-- start RECORDS FOR THE TASK --
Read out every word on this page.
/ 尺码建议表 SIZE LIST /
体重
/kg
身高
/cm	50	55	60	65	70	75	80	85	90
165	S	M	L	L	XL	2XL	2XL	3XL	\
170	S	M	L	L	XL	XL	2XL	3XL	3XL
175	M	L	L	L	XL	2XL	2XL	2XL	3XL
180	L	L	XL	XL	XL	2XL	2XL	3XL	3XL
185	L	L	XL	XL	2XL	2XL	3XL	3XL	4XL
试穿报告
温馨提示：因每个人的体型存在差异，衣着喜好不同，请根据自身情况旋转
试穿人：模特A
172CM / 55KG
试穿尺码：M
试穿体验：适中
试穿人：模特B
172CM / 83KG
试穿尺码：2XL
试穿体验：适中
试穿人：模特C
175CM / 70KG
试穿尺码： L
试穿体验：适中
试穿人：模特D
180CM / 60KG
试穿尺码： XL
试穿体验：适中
-- end RECORDS FOR THE TASK --
EXERCISE REQUIREMENTS
Exactly as they are written, print the entries again.

WRITTEN ANSWER
Read out every word on this page.
/ 尺码建议表 SIZE LIST /
体重
/kg
身高
/cm	50	55	60	65	70	75	80	85	90
165	S	M	L	L	XL	2XL	2XL	3XL	\
170	S	M	L	L	XL	XL	2XL	3XL	3XL
175	M	L	L	L	XL	2XL	2XL	2XL	3XL
180	L	L	XL	XL	XL	2XL	2XL	3XL	3XL
185	L	L	XL	XL	2XL	2XL	3XL	3XL	4XL
试穿报告
温馨提示：因每个人的体型存在差异，衣着喜好不同，请根据自身情况旋转
试穿人：模特A
172CM / 55KG
试穿尺码：M
试穿体验：适中
试穿人：模特B
172CM / 83KG
试穿尺码：2XL
试穿体验：适中
试穿人：模特C
175CM / 70KG
试穿尺码： L
试穿体验：适中
试穿人：模特D
180CM / 60KG
试穿尺码： XL
试穿体验：适中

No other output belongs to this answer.